STORED ROWS:
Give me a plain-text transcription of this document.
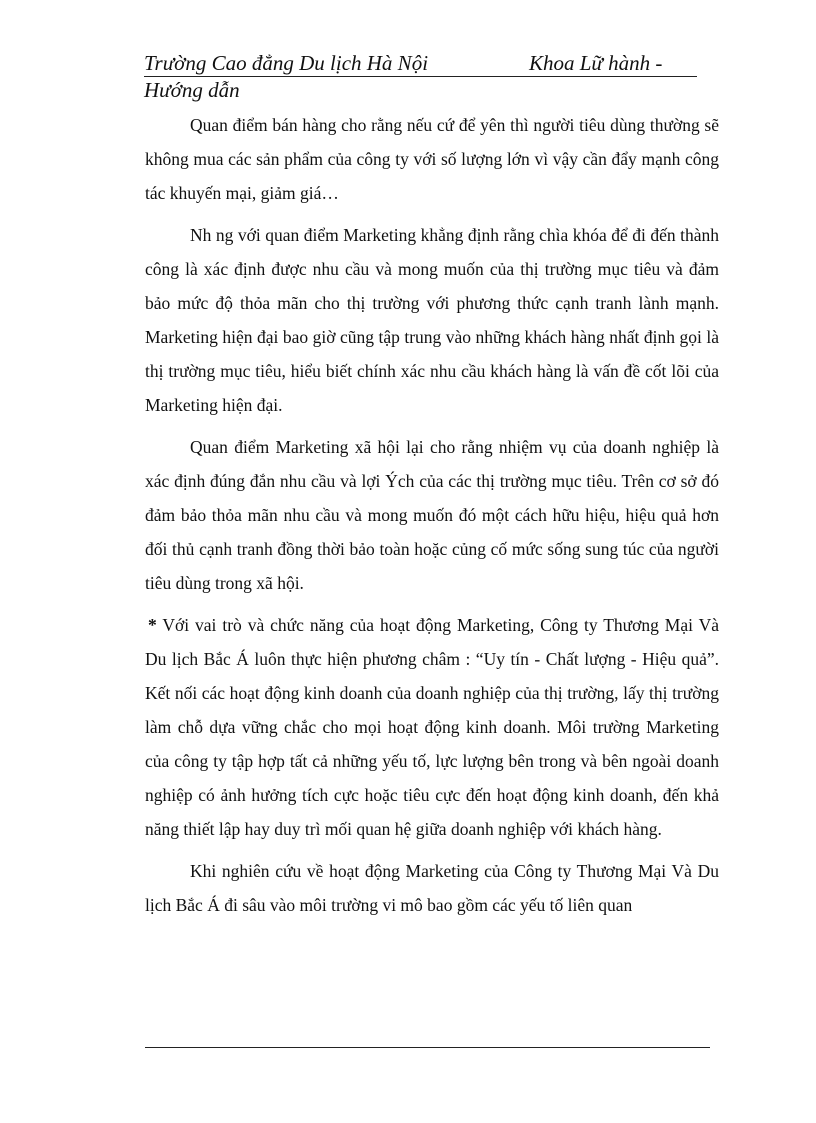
Trường Cao đẳng Du lịch Hà Nội	Khoa Lữ hành -
Hướng dẫn

Quan điểm bán hàng cho rằng nếu cứ để yên thì người tiêu dùng thường sẽ không mua các sản phẩm của công ty với số lượng lớn vì vậy cần đẩy mạnh công tác khuyến mại, giảm giá…

Nh ng với quan điểm Marketing khẳng định rằng chìa khóa để đi đến thành công là xác định được nhu cầu và mong muốn của thị trường mục tiêu và đảm bảo mức độ thỏa mãn cho thị trường với phương thức cạnh tranh lành mạnh. Marketing hiện đại bao giờ cũng tập trung vào những khách hàng nhất định gọi là thị trường mục tiêu, hiểu biết chính xác nhu cầu khách hàng là vấn đề cốt lõi của Marketing hiện đại.

Quan điểm Marketing xã hội lại cho rằng nhiệm vụ của doanh nghiệp là xác định đúng đắn nhu cầu và lợi Ých của các thị trường mục tiêu. Trên cơ sở đó đảm bảo thỏa mãn nhu cầu và mong muốn đó một cách hữu hiệu, hiệu quả hơn đối thủ cạnh tranh đồng thời bảo toàn hoặc củng cố mức sống sung túc của người tiêu dùng trong xã hội.

* Với vai trò và chức năng của hoạt động Marketing, Công ty Thương Mại Và Du lịch Bắc Á luôn thực hiện phương châm : “Uy tín - Chất lượng - Hiệu quả”. Kết nối các hoạt động kinh doanh của doanh nghiệp của thị trường, lấy thị trường làm chỗ dựa vững chắc cho mọi hoạt động kinh doanh. Môi trường Marketing của công ty tập hợp tất cả những yếu tố, lực lượng bên trong và bên ngoài doanh nghiệp có ảnh hưởng tích cực hoặc tiêu cực đến hoạt động kinh doanh, đến khả năng thiết lập hay duy trì mối quan hệ giữa doanh nghiệp với khách hàng.

Khi nghiên cứu về hoạt động Marketing của Công ty Thương Mại Và Du lịch Bắc Á đi sâu vào môi trường vi mô bao gồm các yếu tố liên quan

AIM OF THE TASK: Gather up the lines that contain the word "người".

THE REPLY:
Quan điểm bán hàng cho rằng nếu cứ để yên thì người tiêu dùng thường sẽ không mua các sản phẩm của công ty với số lượng lớn vì vậy cần đẩy mạnh công tác khuyến mại, giảm giá…
Quan điểm Marketing xã hội lại cho rằng nhiệm vụ của doanh nghiệp là xác định đúng đắn nhu cầu và lợi Ých của các thị trường mục tiêu. Trên cơ sở đó đảm bảo thỏa mãn nhu cầu và mong muốn đó một cách hữu hiệu, hiệu quả hơn đối thủ cạnh tranh đồng thời bảo toàn hoặc củng cố mức sống sung túc của người tiêu dùng trong xã hội.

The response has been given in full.